§ What needs to be done
Beginning with the line containing "OCR this image." and ending with the last line, repeat the records exactly.

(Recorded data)
::::::::

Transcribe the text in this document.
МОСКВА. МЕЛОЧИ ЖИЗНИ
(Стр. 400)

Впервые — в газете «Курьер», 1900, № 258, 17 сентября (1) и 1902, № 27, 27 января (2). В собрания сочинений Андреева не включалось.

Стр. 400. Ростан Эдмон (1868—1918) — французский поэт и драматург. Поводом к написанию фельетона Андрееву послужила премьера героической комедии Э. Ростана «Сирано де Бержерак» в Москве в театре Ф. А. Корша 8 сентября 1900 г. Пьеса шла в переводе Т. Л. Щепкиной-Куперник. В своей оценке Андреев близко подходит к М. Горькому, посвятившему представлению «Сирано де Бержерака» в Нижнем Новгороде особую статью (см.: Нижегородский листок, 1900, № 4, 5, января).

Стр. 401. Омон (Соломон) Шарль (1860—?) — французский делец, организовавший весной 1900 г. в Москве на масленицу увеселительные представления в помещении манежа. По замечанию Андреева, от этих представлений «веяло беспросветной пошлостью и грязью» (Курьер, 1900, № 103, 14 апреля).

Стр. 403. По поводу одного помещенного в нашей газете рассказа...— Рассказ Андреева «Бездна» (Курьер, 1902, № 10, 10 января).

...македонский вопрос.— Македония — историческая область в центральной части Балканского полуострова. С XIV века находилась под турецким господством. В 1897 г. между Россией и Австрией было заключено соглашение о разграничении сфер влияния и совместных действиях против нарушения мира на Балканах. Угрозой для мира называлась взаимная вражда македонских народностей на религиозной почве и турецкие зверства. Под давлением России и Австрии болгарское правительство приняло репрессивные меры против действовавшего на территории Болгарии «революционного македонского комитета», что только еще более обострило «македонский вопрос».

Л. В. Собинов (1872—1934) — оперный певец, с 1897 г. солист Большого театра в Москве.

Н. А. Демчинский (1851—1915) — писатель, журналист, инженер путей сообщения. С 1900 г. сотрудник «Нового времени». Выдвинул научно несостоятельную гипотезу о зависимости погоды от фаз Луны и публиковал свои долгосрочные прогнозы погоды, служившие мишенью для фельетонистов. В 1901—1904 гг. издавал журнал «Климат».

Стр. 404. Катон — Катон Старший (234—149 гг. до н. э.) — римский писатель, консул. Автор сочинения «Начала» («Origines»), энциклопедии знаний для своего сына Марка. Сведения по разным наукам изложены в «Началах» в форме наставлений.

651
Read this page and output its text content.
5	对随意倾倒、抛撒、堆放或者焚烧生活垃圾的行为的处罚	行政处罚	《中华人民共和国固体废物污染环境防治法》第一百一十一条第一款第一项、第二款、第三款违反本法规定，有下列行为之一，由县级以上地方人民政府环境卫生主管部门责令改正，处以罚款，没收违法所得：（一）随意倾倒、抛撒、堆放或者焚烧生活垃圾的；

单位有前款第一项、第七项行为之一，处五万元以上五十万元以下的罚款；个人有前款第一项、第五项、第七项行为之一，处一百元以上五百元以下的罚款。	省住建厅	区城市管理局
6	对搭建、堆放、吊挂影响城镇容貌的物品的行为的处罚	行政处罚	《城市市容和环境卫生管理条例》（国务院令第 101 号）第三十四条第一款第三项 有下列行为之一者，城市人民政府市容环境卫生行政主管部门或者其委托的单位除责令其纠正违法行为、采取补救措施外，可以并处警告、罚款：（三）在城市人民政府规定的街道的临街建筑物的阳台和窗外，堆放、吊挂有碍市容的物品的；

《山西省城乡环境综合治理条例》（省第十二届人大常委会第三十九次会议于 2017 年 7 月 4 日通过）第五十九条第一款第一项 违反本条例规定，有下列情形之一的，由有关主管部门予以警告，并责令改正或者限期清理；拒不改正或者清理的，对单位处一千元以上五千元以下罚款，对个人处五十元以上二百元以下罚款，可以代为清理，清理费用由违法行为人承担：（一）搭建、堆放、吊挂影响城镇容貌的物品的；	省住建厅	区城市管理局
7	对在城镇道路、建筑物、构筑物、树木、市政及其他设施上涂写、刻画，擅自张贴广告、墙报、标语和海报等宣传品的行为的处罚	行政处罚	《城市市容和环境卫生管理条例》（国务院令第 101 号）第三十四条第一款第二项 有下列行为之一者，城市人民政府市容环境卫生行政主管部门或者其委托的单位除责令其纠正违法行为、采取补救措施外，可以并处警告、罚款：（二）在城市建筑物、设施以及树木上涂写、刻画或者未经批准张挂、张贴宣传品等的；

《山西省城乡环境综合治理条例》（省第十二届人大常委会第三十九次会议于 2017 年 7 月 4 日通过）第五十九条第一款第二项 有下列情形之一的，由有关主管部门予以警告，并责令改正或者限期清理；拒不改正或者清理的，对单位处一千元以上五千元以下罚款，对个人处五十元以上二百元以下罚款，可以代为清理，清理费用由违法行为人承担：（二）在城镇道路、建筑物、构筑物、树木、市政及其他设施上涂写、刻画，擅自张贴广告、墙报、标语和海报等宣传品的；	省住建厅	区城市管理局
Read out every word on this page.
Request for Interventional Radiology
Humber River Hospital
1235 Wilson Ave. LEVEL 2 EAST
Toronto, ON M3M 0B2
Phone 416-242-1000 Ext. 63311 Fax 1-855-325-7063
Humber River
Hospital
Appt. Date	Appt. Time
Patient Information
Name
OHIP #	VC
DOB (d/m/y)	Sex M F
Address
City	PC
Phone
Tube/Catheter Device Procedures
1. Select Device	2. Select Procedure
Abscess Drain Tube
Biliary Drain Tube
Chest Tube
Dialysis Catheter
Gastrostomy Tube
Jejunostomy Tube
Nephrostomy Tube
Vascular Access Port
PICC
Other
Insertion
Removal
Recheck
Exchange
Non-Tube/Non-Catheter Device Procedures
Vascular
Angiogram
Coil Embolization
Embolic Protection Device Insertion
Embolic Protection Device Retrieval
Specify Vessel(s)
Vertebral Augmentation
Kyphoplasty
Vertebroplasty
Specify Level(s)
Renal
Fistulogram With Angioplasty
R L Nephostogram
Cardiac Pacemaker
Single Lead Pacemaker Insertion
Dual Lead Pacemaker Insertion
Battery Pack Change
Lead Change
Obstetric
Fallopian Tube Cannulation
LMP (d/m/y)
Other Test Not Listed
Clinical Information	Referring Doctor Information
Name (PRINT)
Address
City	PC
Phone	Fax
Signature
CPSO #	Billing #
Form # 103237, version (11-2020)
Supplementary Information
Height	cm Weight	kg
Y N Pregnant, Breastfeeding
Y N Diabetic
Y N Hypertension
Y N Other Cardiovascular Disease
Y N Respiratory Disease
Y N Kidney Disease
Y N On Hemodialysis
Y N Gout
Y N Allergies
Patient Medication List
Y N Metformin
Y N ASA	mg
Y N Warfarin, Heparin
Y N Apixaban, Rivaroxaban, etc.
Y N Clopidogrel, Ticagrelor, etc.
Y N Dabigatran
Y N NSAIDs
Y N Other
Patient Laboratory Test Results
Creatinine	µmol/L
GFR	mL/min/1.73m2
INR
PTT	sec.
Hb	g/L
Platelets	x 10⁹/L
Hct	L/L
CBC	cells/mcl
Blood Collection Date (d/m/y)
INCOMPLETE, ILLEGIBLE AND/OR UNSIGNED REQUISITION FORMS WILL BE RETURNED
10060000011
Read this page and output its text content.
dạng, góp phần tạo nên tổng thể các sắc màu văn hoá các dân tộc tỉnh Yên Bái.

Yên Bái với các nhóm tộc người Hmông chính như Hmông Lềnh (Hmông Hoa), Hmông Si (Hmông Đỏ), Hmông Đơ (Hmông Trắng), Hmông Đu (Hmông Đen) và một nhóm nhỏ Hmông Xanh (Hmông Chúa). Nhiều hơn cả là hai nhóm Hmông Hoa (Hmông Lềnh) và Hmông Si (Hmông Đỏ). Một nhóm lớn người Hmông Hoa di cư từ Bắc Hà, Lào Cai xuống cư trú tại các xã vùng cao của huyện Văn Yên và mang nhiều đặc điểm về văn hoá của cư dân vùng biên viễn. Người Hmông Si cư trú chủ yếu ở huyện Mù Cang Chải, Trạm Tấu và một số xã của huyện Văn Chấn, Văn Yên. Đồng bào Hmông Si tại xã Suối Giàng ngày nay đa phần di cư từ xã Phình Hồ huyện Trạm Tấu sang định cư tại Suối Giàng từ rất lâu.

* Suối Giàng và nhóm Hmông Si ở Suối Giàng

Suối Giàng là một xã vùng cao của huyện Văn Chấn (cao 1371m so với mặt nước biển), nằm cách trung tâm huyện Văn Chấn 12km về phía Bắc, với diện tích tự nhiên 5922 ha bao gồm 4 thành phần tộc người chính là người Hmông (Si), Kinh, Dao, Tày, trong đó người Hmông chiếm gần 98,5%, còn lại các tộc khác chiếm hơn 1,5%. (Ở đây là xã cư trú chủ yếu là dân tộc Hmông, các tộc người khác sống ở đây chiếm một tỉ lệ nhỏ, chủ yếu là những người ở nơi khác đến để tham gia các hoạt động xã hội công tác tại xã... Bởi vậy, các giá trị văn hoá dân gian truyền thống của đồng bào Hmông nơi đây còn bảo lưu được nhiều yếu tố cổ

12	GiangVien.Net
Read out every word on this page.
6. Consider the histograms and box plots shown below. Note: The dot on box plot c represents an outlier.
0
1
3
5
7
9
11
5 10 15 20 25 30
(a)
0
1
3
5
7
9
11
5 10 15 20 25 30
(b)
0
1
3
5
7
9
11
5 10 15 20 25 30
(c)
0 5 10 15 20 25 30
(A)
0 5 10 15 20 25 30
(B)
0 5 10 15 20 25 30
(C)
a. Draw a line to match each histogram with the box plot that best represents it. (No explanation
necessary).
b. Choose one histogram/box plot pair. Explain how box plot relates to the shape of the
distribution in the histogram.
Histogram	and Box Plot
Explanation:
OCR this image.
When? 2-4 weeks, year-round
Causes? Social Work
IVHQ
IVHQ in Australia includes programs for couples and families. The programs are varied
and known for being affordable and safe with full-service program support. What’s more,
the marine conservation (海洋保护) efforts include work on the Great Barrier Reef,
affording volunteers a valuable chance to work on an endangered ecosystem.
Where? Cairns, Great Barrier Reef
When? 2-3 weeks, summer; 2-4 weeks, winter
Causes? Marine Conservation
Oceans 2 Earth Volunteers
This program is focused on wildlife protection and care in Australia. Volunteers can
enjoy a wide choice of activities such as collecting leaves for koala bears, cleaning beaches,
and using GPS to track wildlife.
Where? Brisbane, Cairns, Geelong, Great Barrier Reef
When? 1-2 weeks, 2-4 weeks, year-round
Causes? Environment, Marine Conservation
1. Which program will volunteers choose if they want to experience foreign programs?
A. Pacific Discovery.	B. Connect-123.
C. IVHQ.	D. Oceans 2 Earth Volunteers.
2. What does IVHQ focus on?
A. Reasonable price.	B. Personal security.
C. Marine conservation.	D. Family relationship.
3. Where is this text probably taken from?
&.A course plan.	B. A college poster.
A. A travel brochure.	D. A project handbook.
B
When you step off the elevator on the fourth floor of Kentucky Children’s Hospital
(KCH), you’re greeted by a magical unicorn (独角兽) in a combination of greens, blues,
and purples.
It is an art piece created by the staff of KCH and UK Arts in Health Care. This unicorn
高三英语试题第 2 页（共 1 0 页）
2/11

::::::::

§ Answer
OCR this image.
When? 2-4 weeks, year-round
Causes? Social Work
IVHQ
IVHQ in Australia includes programs for couples and families. The programs are varied
and known for being affordable and safe with full-service program support. What’s more,
the marine conservation (海洋保护) efforts include work on the Great Barrier Reef,
affording volunteers a valuable chance to work on an endangered ecosystem.
Where? Cairns, Great Barrier Reef
When? 2-3 weeks, summer; 2-4 weeks, winter
Causes? Marine Conservation
Oceans 2 Earth Volunteers
This program is focused on wildlife protection and care in Australia. Volunteers can
enjoy a wide choice of activities such as collecting leaves for koala bears, cleaning beaches,
and using GPS to track wildlife.
Where? Brisbane, Cairns, Geelong, Great Barrier Reef
When? 1-2 weeks, 2-4 weeks, year-round
Causes? Environment, Marine Conservation
1. Which program will volunteers choose if they want to experience foreign programs?
A. Pacific Discovery.	B. Connect-123.
C. IVHQ.	D. Oceans 2 Earth Volunteers.
2. What does IVHQ focus on?
A. Reasonable price.	B. Personal security.
C. Marine conservation.	D. Family relationship.
3. Where is this text probably taken from?
&.A course plan.	B. A college poster.
A. A travel brochure.	D. A project handbook.
B
When you step off the elevator on the fourth floor of Kentucky Children’s Hospital
(KCH), you’re greeted by a magical unicorn (独角兽) in a combination of greens, blues,
and purples.
It is an art piece created by the staff of KCH and UK Arts in Health Care. This unicorn
高三英语试题第 2 页（共 1 0 页）
2/11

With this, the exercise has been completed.